--- ACTIVITY ---
Among the entries below, find the lines holding "삼성서울병원" and copy them.

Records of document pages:
○ ○ ○ ○ ○ ○ ○
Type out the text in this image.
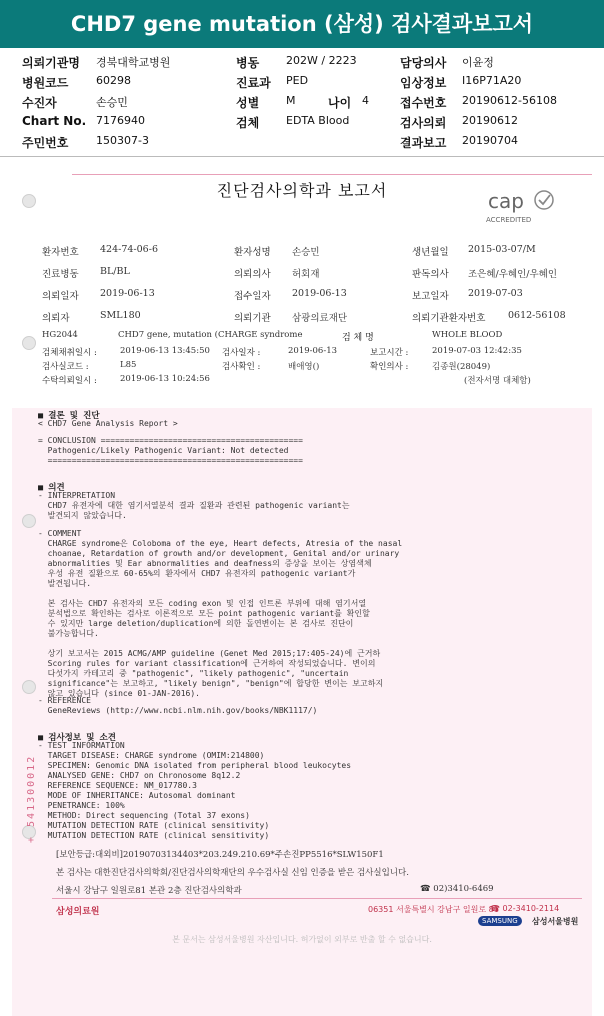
CHD7 gene mutation (삼성) 검사결과보고서
의뢰기관명 경북대학교병원	병동 202W / 2223	담당의사 이윤정
병원코드	60298	진료과 PED	임상정보 I16P71A20
수진자	손승민	성별 M	나이 4	접수번호 20190612-56108
Chart No. 7176940	검체 EDTA Blood	검사의뢰 20190612
주민번호	150307-3	결과보고 20190704
진단검사의학과 보고서	cap
ACCREDITED
환자번호 424-74-06-6	환자성명 손승민	생년월일 2015-03-07/M
진료병동 BL/BL	의뢰의사 허회재	판독의사 조은혜/우혜인/우혜인
의뢰일자 2019-06-13	접수일자 2019-06-13	보고일자 2019-07-03
의뢰자	SML180	의뢰기관 삼광의료재단	의뢰기관환자번호 0612-56108
HG2044	CHD7 gene, mutation (CHARGE syndrome	검 체 명	WHOLE BLOOD
검체채취일시 :	2019-06-13 13:45:50 검사일자 :	2019-06-13	보고시간 :	2019-07-03 12:42:35
검사실코드 :	L85	검사확인 :	배애영()	확인의사 :	김종원(28049)
수탁의뢰일시 :	2019-06-13 10:24:56	(전자서명 대체함)
■ 결론 및 진단
< CHD7 Gene Analysis Report >
= CONCLUSION ==========================================
Pathogenic/Likely Pathogenic Variant: Not detected
=====================================================
■ 의견
- INTERPRETATION
CHD7 유전자에 대한 염기서열분석 결과 질환과 관련된 pathogenic variant는
발견되지 않았습니다.
- COMMENT
CHARGE syndrome은 Coloboma of the eye, Heart defects, Atresia of the nasal
choanae, Retardation of growth and/or development, Genital and/or urinary
abnormalities 및 Ear abnormalities and deafness의 증상을 보이는 상염색체
우성 유전 질환으로 60-65%의 환자에서 CHD7 유전자의 pathogenic variant가
발견됩니다.

본 검사는 CHD7 유전자의 모든 coding exon 및 인접 인트론 부위에 대해 염기서열
분석법으로 확인하는 검사로 이론적으로 모든 point pathogenic variant를 확인할
수 있지만 large deletion/duplication에 의한 돌연변이는 본 검사로 진단이
불가능합니다.

상기 보고서는 2015 ACMG/AMP guideline (Genet Med 2015;17:405-24)에 근거하
Scoring rules for variant classification에 근거하여 작성되었습니다. 변이의
다섯가지 카테고리 중 "pathogenic", "likely pathogenic", "uncertain
significance"는 보고하고, "likely benign", "benign"에 합당한 변이는 보고하지
않고 있습니다 (since 01-JAN-2016).
- REFERENCE
GeneReviews (http://www.ncbi.nlm.nih.gov/books/NBK1117/)
■ 검사정보 및 소견
- TEST INFORMATION
TARGET DISEASE: CHARGE syndrome (OMIM:214800)
SPECIMEN: Genomic DNA isolated from peripheral blood leukocytes
ANALYSED GENE: CHD7 on Chronosome 8q12.2
REFERENCE SEQUENCE: NM_017780.3
MODE OF INHERITANCE: Autosomal dominant
PENETRANCE: 100%
METHOD: Direct sequencing (Total 37 exons)
MUTATION DETECTION RATE (clinical sensitivity)
MUTATION DETECTION RATE (clinical sensitivity)
+ 541300012
[보안등급:대외비]20190703134403*203.249.210.69*주손진PP5516*SLW150F1
본 검사는 대한진단검사의학회/진단검사의학재단의 우수검사실 신임 인증을 받은 검사실입니다.
서울시 강남구 일원로81 본관 2층 진단검사의학과	☎ 02)3410-6469
삼성의료원	06351 서울특별시 강남구 일원로 81
☎ 02-3410-2114
SAMSUNG	삼성서울병원
본 문서는 삼성서울병원 자산입니다. 허가없이 외부로 반출 할 수 없습니다.
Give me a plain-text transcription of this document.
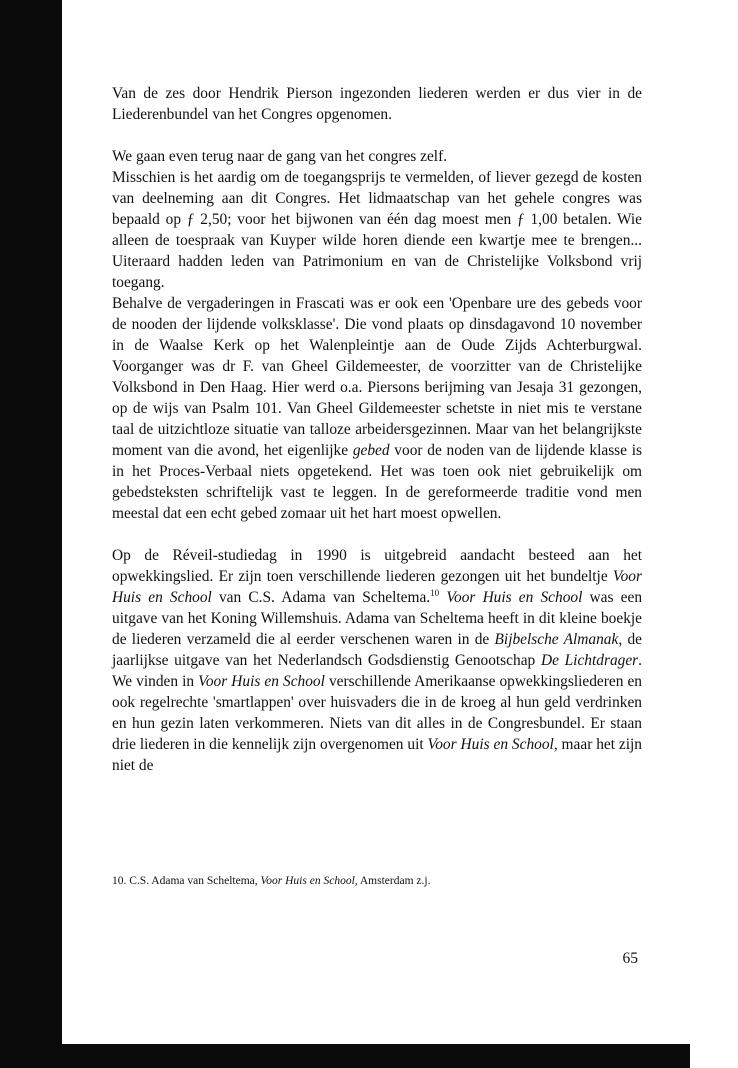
Van de zes door Hendrik Pierson ingezonden liederen werden er dus vier in de Liederenbundel van het Congres opgenomen.

We gaan even terug naar de gang van het congres zelf.

Misschien is het aardig om de toegangsprijs te vermelden, of liever gezegd de kosten van deelneming aan dit Congres. Het lidmaatschap van het gehele congres was bepaald op ƒ 2,50; voor het bijwonen van één dag moest men ƒ 1,00 betalen. Wie alleen de toespraak van Kuyper wilde horen diende een kwartje mee te brengen... Uiteraard hadden leden van Patrimonium en van de Christelijke Volksbond vrij toegang.

Behalve de vergaderingen in Frascati was er ook een 'Openbare ure des gebeds voor de nooden der lijdende volksklasse'. Die vond plaats op dinsdagavond 10 november in de Waalse Kerk op het Walenpleintje aan de Oude Zijds Achterburgwal. Voorganger was dr F. van Gheel Gildemeester, de voorzitter van de Christelijke Volksbond in Den Haag. Hier werd o.a. Piersons berijming van Jesaja 31 gezongen, op de wijs van Psalm 101. Van Gheel Gildemeester schetste in niet mis te verstane taal de uitzichtloze situatie van talloze arbeidersgezinnen. Maar van het belangrijkste moment van die avond, het eigenlijke gebed voor de noden van de lijdende klasse is in het Proces-Verbaal niets opgetekend. Het was toen ook niet gebruikelijk om gebedsteksten schriftelijk vast te leggen. In de gereformeerde traditie vond men meestal dat een echt gebed zomaar uit het hart moest opwellen.

Op de Réveil-studiedag in 1990 is uitgebreid aandacht besteed aan het opwekkingslied. Er zijn toen verschillende liederen gezongen uit het bundeltje Voor Huis en School van C.S. Adama van Scheltema.$^{10}$ Voor Huis en School was een uitgave van het Koning Willemshuis. Adama van Scheltema heeft in dit kleine boekje de liederen verzameld die al eerder verschenen waren in de Bijbelsche Almanak, de jaarlijkse uitgave van het Nederlandsch Godsdienstig Genootschap De Lichtdrager. We vinden in Voor Huis en School verschillende Amerikaanse opwekkingsliederen en ook regelrechte 'smartlappen' over huisvaders die in de kroeg al hun geld verdrinken en hun gezin laten verkommeren. Niets van dit alles in de Congresbundel. Er staan drie liederen in die kennelijk zijn overgenomen uit Voor Huis en School, maar het zijn niet de

10. C.S. Adama van Scheltema, Voor Huis en School, Amsterdam z.j.

65
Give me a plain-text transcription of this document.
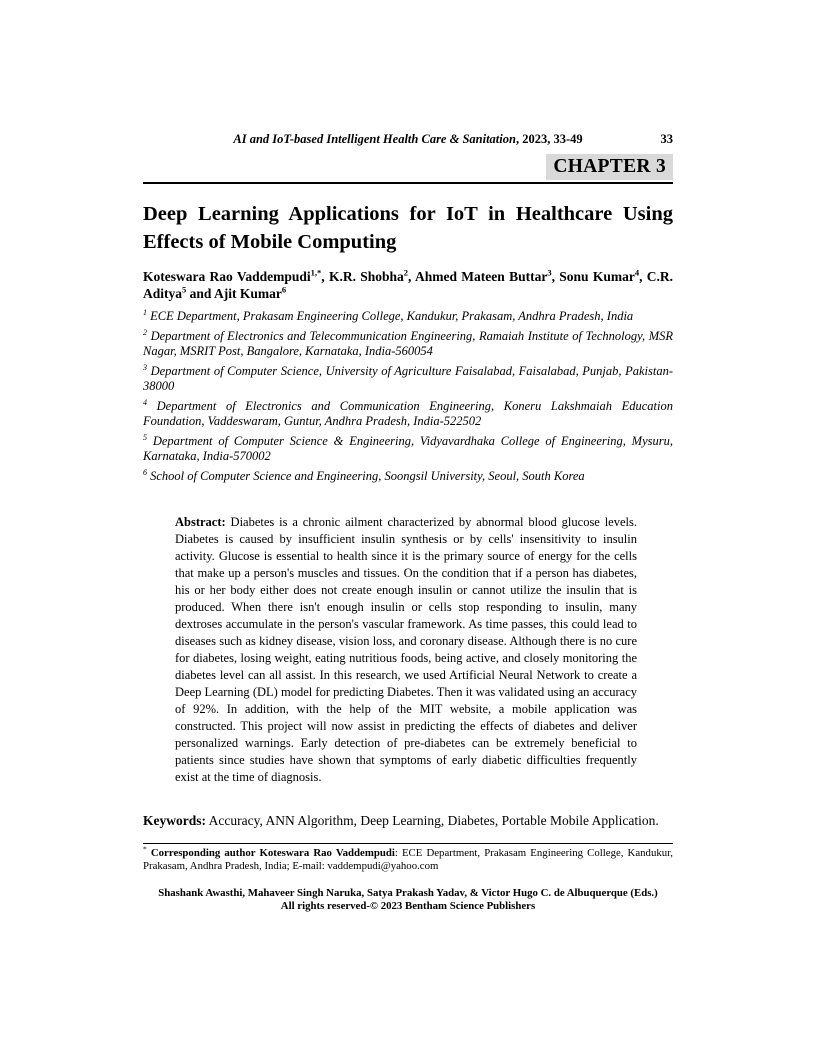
AI and IoT-based Intelligent Health Care & Sanitation, 2023, 33-49	33
CHAPTER 3
Deep Learning Applications for IoT in Healthcare Using Effects of Mobile Computing

Koteswara Rao Vaddempudi$^{1,*}$, K.R. Shobha$^2$, Ahmed Mateen Buttar$^3$, Sonu Kumar$^4$, C.R. Aditya$^5$ and Ajit Kumar$^6$

$^1$ ECE Department, Prakasam Engineering College, Kandukur, Prakasam, Andhra Pradesh, India

$^2$ Department of Electronics and Telecommunication Engineering, Ramaiah Institute of Technology, MSR Nagar, MSRIT Post, Bangalore, Karnataka, India-560054

$^3$ Department of Computer Science, University of Agriculture Faisalabad, Faisalabad, Punjab, Pakistan-38000

$^4$ Department of Electronics and Communication Engineering, Koneru Lakshmaiah Education Foundation, Vaddeswaram, Guntur, Andhra Pradesh, India-522502

$^5$ Department of Computer Science & Engineering, Vidyavardhaka College of Engineering, Mysuru, Karnataka, India-570002

$^6$ School of Computer Science and Engineering, Soongsil University, Seoul, South Korea

Abstract: Diabetes is a chronic ailment characterized by abnormal blood glucose levels. Diabetes is caused by insufficient insulin synthesis or by cells' insensitivity to insulin activity. Glucose is essential to health since it is the primary source of energy for the cells that make up a person's muscles and tissues. On the condition that if a person has diabetes, his or her body either does not create enough insulin or cannot utilize the insulin that is produced. When there isn't enough insulin or cells stop responding to insulin, many dextroses accumulate in the person's vascular framework. As time passes, this could lead to diseases such as kidney disease, vision loss, and coronary disease. Although there is no cure for diabetes, losing weight, eating nutritious foods, being active, and closely monitoring the diabetes level can all assist. In this research, we used Artificial Neural Network to create a Deep Learning (DL) model for predicting Diabetes. Then it was validated using an accuracy of 92%. In addition, with the help of the MIT website, a mobile application was constructed. This project will now assist in predicting the effects of diabetes and deliver personalized warnings. Early detection of pre-diabetes can be extremely beneficial to patients since studies have shown that symptoms of early diabetic difficulties frequently exist at the time of diagnosis.

Keywords: Accuracy, ANN Algorithm, Deep Learning, Diabetes, Portable Mobile Application.

* Corresponding author Koteswara Rao Vaddempudi: ECE Department, Prakasam Engineering College, Kandukur, Prakasam, Andhra Pradesh, India; E-mail: vaddempudi@yahoo.com

Shashank Awasthi, Mahaveer Singh Naruka, Satya Prakash Yadav, & Victor Hugo C. de Albuquerque (Eds.)
All rights reserved-© 2023 Bentham Science Publishers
○ ○ ○ ○ ○ ○ ○
--- RESPONSE AREA ---
SAMSUNG	삼성서울병원
본 문서는 삼성서울병원 자산입니다. 허가없이 외부로 반출 할 수 없습니다.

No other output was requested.